Identify the lines containing the word "število". Copy each one.

** Begin Input for this task **

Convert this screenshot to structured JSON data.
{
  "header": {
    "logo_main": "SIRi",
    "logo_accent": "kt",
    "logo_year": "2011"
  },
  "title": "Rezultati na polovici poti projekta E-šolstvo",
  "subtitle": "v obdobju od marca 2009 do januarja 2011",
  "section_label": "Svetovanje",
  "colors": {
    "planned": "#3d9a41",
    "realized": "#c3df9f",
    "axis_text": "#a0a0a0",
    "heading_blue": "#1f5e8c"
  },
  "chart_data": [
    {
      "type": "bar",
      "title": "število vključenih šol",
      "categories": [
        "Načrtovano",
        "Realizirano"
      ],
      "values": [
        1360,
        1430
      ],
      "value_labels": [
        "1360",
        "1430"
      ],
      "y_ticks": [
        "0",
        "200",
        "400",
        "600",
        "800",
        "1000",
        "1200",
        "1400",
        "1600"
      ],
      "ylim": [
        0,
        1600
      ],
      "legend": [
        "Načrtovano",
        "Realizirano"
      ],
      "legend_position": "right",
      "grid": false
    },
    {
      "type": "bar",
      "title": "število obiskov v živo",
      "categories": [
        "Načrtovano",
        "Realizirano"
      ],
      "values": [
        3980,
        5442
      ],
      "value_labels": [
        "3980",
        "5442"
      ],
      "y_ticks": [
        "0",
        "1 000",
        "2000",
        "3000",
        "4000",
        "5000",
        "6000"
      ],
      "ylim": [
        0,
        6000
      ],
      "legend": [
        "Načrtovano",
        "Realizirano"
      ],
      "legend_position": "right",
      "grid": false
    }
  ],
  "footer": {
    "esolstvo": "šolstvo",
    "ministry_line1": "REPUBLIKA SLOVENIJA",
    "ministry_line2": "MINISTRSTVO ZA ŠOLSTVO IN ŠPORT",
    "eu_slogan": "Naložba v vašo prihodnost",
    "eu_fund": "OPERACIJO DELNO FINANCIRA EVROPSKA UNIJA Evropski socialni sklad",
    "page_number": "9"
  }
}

** End Input for this task **

## Answer to the problem
      "title": "število vključenih šol",
      "title": "število obiskov v živo",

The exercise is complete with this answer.